## Written instruction:
Extract every line of the data below without changing anything, and leave the pictures out.
====================
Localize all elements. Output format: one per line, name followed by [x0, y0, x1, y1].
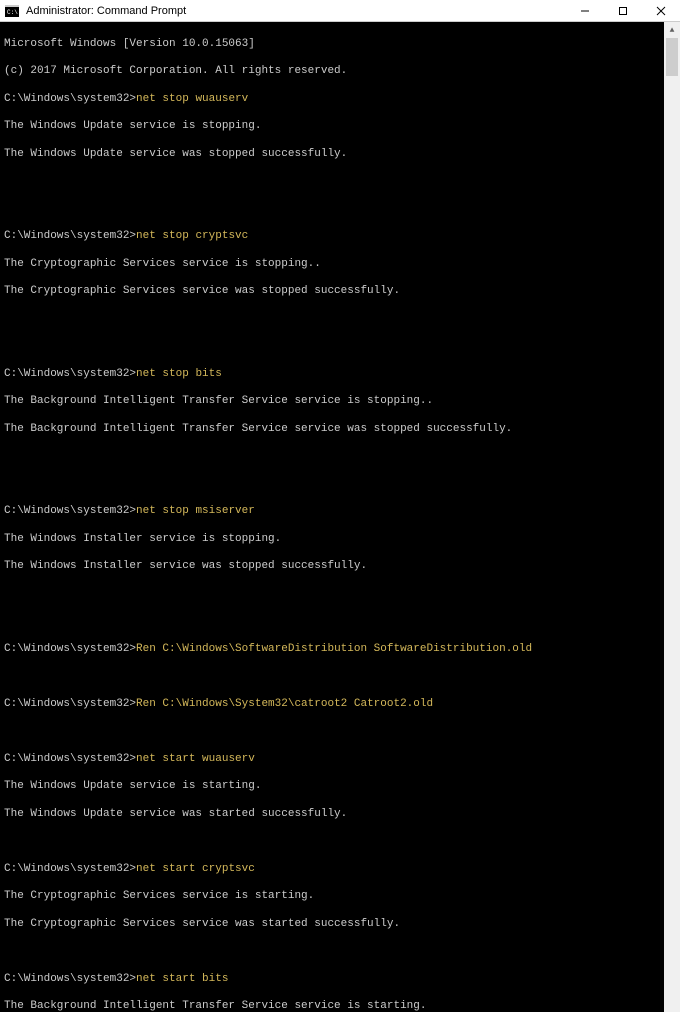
blank-line — [4, 203, 660, 217]
output-line: The Windows Update service is stopping. — [4, 120, 660, 134]
maximize-button[interactable] — [604, 0, 642, 22]
blank-line — [4, 588, 660, 602]
prompt: C:\Windows\system32> — [4, 698, 136, 710]
output-line: The Windows Installer service is stoppin… — [4, 533, 660, 547]
command-line: C:\Windows\system32>net start wuauserv — [4, 753, 660, 767]
titlebar[interactable]: C:\ Administrator: Command Prompt — [0, 0, 680, 22]
scroll-track[interactable] — [664, 38, 680, 1012]
output-line: The Background Intelligent Transfer Serv… — [4, 423, 660, 437]
cmd-window: C:\ Administrator: Command Prompt Micros… — [0, 0, 680, 506]
cmd-icon: C:\ — [4, 3, 20, 19]
prompt: C:\Windows\system32> — [4, 643, 136, 655]
output-line: The Windows Update service was started s… — [4, 808, 660, 822]
blank-line — [4, 450, 660, 464]
prompt: C:\Windows\system32> — [4, 753, 136, 765]
prompt: C:\Windows\system32> — [4, 230, 136, 242]
command-text: net stop wuauserv — [136, 93, 248, 105]
command-line: C:\Windows\system32>net stop cryptsvc — [4, 230, 660, 244]
terminal-area: Microsoft Windows [Version 10.0.15063] (… — [0, 22, 680, 1012]
prompt: C:\Windows\system32> — [4, 368, 136, 380]
blank-line — [4, 945, 660, 959]
command-line: C:\Windows\system32>Ren C:\Windows\Softw… — [4, 643, 660, 657]
prompt: C:\Windows\system32> — [4, 973, 136, 985]
command-line: C:\Windows\system32>net start cryptsvc — [4, 863, 660, 877]
scroll-thumb[interactable] — [666, 38, 678, 76]
command-line: C:\Windows\system32>net stop bits — [4, 368, 660, 382]
svg-text:C:\: C:\ — [7, 9, 18, 16]
blank-line — [4, 175, 660, 189]
command-text: net stop bits — [136, 368, 222, 380]
header-line: Microsoft Windows [Version 10.0.15063] — [4, 38, 660, 52]
command-text: net stop msiserver — [136, 505, 255, 517]
prompt: C:\Windows\system32> — [4, 505, 136, 517]
command-text: Ren C:\Windows\SoftwareDistribution Soft… — [136, 643, 532, 655]
window-controls — [566, 0, 680, 21]
command-text: Ren C:\Windows\System32\catroot2 Catroot… — [136, 698, 433, 710]
command-text: net start bits — [136, 973, 228, 985]
command-line: C:\Windows\system32>net stop msiserver — [4, 505, 660, 519]
blank-line — [4, 313, 660, 327]
close-button[interactable] — [642, 0, 680, 22]
output-line: The Cryptographic Services service was s… — [4, 285, 660, 299]
output-line: The Cryptographic Services service is st… — [4, 258, 660, 272]
scroll-up-arrow-icon[interactable]: ▲ — [664, 22, 680, 38]
command-text: net start wuauserv — [136, 753, 255, 765]
output-line: The Cryptographic Services service was s… — [4, 918, 660, 932]
terminal-output[interactable]: Microsoft Windows [Version 10.0.15063] (… — [0, 22, 664, 1012]
blank-line — [4, 670, 660, 684]
output-line: The Background Intelligent Transfer Serv… — [4, 1000, 660, 1012]
output-line: The Background Intelligent Transfer Serv… — [4, 395, 660, 409]
command-line: C:\Windows\system32>Ren C:\Windows\Syste… — [4, 698, 660, 712]
command-line: C:\Windows\system32>net stop wuauserv — [4, 93, 660, 107]
command-line: C:\Windows\system32>net start bits — [4, 973, 660, 987]
prompt: C:\Windows\system32> — [4, 863, 136, 875]
command-text: net stop cryptsvc — [136, 230, 248, 242]
blank-line — [4, 725, 660, 739]
output-line: The Windows Update service is starting. — [4, 780, 660, 794]
command-text: net start cryptsvc — [136, 863, 255, 875]
window-title: Administrator: Command Prompt — [26, 5, 566, 17]
blank-line — [4, 615, 660, 629]
output-line: The Windows Update service was stopped s… — [4, 148, 660, 162]
minimize-button[interactable] — [566, 0, 604, 22]
prompt: C:\Windows\system32> — [4, 93, 136, 105]
output-line: The Windows Installer service was stoppe… — [4, 560, 660, 574]
output-line: The Cryptographic Services service is st… — [4, 890, 660, 904]
blank-line — [4, 340, 660, 354]
blank-line — [4, 835, 660, 849]
blank-line — [4, 478, 660, 492]
header-line: (c) 2017 Microsoft Corporation. All righ… — [4, 65, 660, 79]
vertical-scrollbar[interactable]: ▲ ▼ — [664, 22, 680, 1012]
====================
## Correct output:
Localize all elements. Output format: one per line, name followed by [x0, y0, x1, y1].
blank-line — [4, 203, 660, 217]
output-line: The Windows Update service is stopping. — [4, 120, 660, 134]
maximize-button[interactable] — [604, 0, 642, 22]
blank-line — [4, 588, 660, 602]
prompt: C:\Windows\system32> — [4, 698, 136, 710]
output-line: The Windows Installer service is stoppin… — [4, 533, 660, 547]
command-line: C:\Windows\system32>net start wuauserv — [4, 753, 660, 767]
titlebar[interactable]: C:\ Administrator: Command Prompt — [0, 0, 680, 22]
scroll-track[interactable] — [664, 38, 680, 1012]
output-line: The Background Intelligent Transfer Serv… — [4, 423, 660, 437]
cmd-window: C:\ Administrator: Command Prompt Micros… — [0, 0, 680, 506]
cmd-icon: C:\ — [4, 3, 20, 19]
prompt: C:\Windows\system32> — [4, 643, 136, 655]
output-line: The Windows Update service was started s… — [4, 808, 660, 822]
blank-line — [4, 450, 660, 464]
prompt: C:\Windows\system32> — [4, 753, 136, 765]
prompt: C:\Windows\system32> — [4, 230, 136, 242]
command-text: net stop wuauserv — [136, 93, 248, 105]
command-line: C:\Windows\system32>net stop cryptsvc — [4, 230, 660, 244]
terminal-area: Microsoft Windows [Version 10.0.15063] (… — [0, 22, 680, 1012]
prompt: C:\Windows\system32> — [4, 368, 136, 380]
blank-line — [4, 945, 660, 959]
command-line: C:\Windows\system32>Ren C:\Windows\Softw… — [4, 643, 660, 657]
prompt: C:\Windows\system32> — [4, 973, 136, 985]
command-line: C:\Windows\system32>net start cryptsvc — [4, 863, 660, 877]
scroll-thumb[interactable] — [666, 38, 678, 76]
command-line: C:\Windows\system32>net stop bits — [4, 368, 660, 382]
svg-text:C:\: C:\ — [7, 9, 18, 16]
blank-line — [4, 175, 660, 189]
command-text: net stop bits — [136, 368, 222, 380]
header-line: Microsoft Windows [Version 10.0.15063] — [4, 38, 660, 52]
command-text: net stop msiserver — [136, 505, 255, 517]
prompt: C:\Windows\system32> — [4, 505, 136, 517]
command-text: Ren C:\Windows\SoftwareDistribution Soft… — [136, 643, 532, 655]
window-controls — [566, 0, 680, 21]
command-text: Ren C:\Windows\System32\catroot2 Catroot… — [136, 698, 433, 710]
command-text: net start bits — [136, 973, 228, 985]
command-line: C:\Windows\system32>net stop msiserver — [4, 505, 660, 519]
blank-line — [4, 313, 660, 327]
close-button[interactable] — [642, 0, 680, 22]
output-line: The Cryptographic Services service was s… — [4, 285, 660, 299]
output-line: The Cryptographic Services service is st… — [4, 258, 660, 272]
scroll-up-arrow-icon[interactable]: ▲ — [664, 22, 680, 38]
command-text: net start wuauserv — [136, 753, 255, 765]
output-line: The Cryptographic Services service was s… — [4, 918, 660, 932]
terminal-output[interactable]: Microsoft Windows [Version 10.0.15063] (… — [0, 22, 664, 1012]
blank-line — [4, 670, 660, 684]
output-line: The Background Intelligent Transfer Serv… — [4, 1000, 660, 1012]
output-line: The Background Intelligent Transfer Serv… — [4, 395, 660, 409]
command-line: C:\Windows\system32>Ren C:\Windows\Syste… — [4, 698, 660, 712]
command-line: C:\Windows\system32>net stop wuauserv — [4, 93, 660, 107]
command-line: C:\Windows\system32>net start bits — [4, 973, 660, 987]
prompt: C:\Windows\system32> — [4, 863, 136, 875]
command-text: net stop cryptsvc — [136, 230, 248, 242]
blank-line — [4, 725, 660, 739]
output-line: The Windows Update service is starting. — [4, 780, 660, 794]
command-text: net start cryptsvc — [136, 863, 255, 875]
window-title: Administrator: Command Prompt — [26, 5, 566, 17]
blank-line — [4, 615, 660, 629]
output-line: The Windows Update service was stopped s… — [4, 148, 660, 162]
minimize-button[interactable] — [566, 0, 604, 22]
prompt: C:\Windows\system32> — [4, 93, 136, 105]
output-line: The Windows Installer service was stoppe… — [4, 560, 660, 574]
output-line: The Cryptographic Services service is st… — [4, 890, 660, 904]
blank-line — [4, 340, 660, 354]
blank-line — [4, 835, 660, 849]
blank-line — [4, 478, 660, 492]
header-line: (c) 2017 Microsoft Corporation. All righ… — [4, 65, 660, 79]
vertical-scrollbar[interactable]: ▲ ▼ — [664, 22, 680, 1012]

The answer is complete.